Figure record extracts:
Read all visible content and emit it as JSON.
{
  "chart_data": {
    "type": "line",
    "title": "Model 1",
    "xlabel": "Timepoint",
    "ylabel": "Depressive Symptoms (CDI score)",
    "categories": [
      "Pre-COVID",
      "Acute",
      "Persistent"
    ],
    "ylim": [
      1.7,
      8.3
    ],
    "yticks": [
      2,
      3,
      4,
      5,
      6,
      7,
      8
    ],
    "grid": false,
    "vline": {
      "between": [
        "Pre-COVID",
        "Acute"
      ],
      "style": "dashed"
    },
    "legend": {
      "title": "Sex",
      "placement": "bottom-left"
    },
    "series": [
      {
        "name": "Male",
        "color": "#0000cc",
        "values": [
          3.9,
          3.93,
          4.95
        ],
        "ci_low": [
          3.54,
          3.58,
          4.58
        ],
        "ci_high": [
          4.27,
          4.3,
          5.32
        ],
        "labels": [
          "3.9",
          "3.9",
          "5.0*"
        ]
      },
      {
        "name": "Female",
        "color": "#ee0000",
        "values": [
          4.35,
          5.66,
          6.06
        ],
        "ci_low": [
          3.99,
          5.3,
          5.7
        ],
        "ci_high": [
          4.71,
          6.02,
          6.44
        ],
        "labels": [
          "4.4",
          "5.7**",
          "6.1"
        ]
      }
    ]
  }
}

*Task details*
Transcribe the whole listing with nothing added or left out.

*Worked solution*
Read all visible content and emit it as JSON.
{
  "chart_data": {
    "type": "line",
    "title": "Model 1",
    "xlabel": "Timepoint",
    "ylabel": "Depressive Symptoms (CDI score)",
    "categories": [
      "Pre-COVID",
      "Acute",
      "Persistent"
    ],
    "ylim": [
      1.7,
      8.3
    ],
    "yticks": [
      2,
      3,
      4,
      5,
      6,
      7,
      8
    ],
    "grid": false,
    "vline": {
      "between": [
        "Pre-COVID",
        "Acute"
      ],
      "style": "dashed"
    },
    "legend": {
      "title": "Sex",
      "placement": "bottom-left"
    },
    "series": [
      {
        "name": "Male",
        "color": "#0000cc",
        "values": [
          3.9,
          3.93,
          4.95
        ],
        "ci_low": [
          3.54,
          3.58,
          4.58
        ],
        "ci_high": [
          4.27,
          4.3,
          5.32
        ],
        "labels": [
          "3.9",
          "3.9",
          "5.0*"
        ]
      },
      {
        "name": "Female",
        "color": "#ee0000",
        "values": [
          4.35,
          5.66,
          6.06
        ],
        "ci_low": [
          3.99,
          5.3,
          5.7
        ],
        "ci_high": [
          4.71,
          6.02,
          6.44
        ],
        "labels": [
          "4.4",
          "5.7**",
          "6.1"
        ]
      }
    ]
  }
}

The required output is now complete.